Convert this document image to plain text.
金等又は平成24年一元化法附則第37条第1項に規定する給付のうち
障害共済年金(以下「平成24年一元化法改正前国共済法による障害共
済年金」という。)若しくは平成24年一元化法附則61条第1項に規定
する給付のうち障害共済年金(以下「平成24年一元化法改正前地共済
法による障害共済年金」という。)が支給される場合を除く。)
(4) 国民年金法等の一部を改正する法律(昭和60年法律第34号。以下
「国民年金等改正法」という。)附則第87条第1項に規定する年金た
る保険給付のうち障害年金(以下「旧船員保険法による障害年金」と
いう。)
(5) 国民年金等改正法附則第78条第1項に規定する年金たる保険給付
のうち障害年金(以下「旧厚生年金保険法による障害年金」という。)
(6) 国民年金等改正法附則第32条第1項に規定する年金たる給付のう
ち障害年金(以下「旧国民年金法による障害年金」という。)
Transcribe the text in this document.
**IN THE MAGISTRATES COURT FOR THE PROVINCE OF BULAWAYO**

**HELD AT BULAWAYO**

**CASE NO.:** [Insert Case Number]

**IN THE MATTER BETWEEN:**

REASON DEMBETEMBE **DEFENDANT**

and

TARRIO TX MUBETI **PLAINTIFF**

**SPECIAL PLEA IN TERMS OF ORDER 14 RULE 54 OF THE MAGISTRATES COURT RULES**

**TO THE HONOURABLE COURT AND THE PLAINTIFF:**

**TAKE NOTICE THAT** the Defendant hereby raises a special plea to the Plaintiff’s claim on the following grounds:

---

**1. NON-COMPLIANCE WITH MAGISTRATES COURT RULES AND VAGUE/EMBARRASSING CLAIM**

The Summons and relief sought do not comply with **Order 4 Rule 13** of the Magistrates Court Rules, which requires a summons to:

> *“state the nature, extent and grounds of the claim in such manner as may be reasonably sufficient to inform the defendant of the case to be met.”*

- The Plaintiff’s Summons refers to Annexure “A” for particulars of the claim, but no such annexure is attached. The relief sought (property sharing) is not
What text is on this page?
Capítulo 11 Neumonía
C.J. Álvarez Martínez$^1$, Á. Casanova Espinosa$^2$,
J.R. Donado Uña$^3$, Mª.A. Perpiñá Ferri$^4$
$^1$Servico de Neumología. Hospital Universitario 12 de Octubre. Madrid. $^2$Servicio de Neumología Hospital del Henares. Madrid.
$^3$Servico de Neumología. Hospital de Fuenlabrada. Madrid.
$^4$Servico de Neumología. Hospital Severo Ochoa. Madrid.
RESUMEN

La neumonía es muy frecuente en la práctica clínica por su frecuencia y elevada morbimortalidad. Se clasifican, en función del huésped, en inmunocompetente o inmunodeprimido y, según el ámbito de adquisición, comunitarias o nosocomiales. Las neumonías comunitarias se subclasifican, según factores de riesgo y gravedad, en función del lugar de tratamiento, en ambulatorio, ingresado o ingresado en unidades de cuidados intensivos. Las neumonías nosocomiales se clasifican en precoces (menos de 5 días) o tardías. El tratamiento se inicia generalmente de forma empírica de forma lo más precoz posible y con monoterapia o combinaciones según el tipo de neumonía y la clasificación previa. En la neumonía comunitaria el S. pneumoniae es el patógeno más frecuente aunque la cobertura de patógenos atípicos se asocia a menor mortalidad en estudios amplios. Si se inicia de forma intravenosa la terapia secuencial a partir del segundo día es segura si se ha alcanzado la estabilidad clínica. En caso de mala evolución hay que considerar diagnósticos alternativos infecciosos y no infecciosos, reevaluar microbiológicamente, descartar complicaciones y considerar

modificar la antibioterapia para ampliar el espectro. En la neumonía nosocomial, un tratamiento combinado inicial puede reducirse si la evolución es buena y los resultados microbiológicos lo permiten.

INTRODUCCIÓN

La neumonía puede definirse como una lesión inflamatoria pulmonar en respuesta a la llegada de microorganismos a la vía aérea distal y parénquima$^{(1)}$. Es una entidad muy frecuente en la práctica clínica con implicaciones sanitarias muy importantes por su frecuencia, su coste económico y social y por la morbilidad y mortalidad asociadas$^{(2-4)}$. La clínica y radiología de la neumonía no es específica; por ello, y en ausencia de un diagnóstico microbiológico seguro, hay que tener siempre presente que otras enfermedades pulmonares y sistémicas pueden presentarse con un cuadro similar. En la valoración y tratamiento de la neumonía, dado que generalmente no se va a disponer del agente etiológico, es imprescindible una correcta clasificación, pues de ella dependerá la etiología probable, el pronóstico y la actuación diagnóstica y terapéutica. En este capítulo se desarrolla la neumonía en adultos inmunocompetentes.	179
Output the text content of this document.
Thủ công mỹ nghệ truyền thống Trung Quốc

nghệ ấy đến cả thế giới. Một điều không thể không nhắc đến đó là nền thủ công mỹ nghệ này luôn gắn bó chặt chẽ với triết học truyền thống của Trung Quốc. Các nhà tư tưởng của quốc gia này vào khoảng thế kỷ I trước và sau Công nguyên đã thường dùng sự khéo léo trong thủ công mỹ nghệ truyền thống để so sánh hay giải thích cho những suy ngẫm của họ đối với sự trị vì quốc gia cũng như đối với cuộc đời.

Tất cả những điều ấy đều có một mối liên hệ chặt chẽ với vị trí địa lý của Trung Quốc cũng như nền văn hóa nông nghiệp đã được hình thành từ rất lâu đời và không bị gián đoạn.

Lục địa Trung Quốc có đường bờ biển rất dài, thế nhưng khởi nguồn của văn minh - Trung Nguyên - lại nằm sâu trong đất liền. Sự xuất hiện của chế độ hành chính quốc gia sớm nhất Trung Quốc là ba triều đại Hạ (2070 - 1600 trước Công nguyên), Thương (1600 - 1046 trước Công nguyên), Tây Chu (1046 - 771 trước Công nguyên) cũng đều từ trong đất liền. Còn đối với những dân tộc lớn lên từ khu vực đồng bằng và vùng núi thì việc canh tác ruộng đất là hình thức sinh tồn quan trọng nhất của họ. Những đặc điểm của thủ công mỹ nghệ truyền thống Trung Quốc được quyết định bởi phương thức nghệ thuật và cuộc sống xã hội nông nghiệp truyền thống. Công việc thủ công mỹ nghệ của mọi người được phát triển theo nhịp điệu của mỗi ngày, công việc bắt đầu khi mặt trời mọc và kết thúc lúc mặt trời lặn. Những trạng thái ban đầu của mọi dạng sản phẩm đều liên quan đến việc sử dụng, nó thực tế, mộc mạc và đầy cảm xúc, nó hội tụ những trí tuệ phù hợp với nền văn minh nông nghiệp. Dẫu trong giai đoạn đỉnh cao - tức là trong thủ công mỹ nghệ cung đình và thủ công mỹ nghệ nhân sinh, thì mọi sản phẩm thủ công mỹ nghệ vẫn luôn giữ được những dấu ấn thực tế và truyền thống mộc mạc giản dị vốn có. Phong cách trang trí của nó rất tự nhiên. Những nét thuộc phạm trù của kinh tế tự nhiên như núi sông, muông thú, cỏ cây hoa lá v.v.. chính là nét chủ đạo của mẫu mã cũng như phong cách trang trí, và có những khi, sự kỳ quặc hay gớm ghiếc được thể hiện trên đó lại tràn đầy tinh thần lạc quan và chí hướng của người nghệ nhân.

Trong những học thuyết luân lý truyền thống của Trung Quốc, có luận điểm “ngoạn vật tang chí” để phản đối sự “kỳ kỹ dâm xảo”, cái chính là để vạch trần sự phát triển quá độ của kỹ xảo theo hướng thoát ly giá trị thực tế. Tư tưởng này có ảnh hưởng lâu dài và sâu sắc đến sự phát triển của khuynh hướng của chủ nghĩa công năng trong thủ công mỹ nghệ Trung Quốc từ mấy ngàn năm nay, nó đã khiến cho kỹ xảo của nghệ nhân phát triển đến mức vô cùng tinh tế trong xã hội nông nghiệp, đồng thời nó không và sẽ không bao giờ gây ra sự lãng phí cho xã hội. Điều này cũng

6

========================================

§ **Written request**: Pick out all the lines with the word "sought" in them and copy them.

§ **Result of the exercise**:
The Summons and relief sought do not comply with **Order 4 Rule 13** of the Magistrates Court Rules, which requires a summons to:
- The Plaintiff’s Summons refers to Annexure “A” for particulars of the claim, but no such annexure is attached. The relief sought (property sharing) is not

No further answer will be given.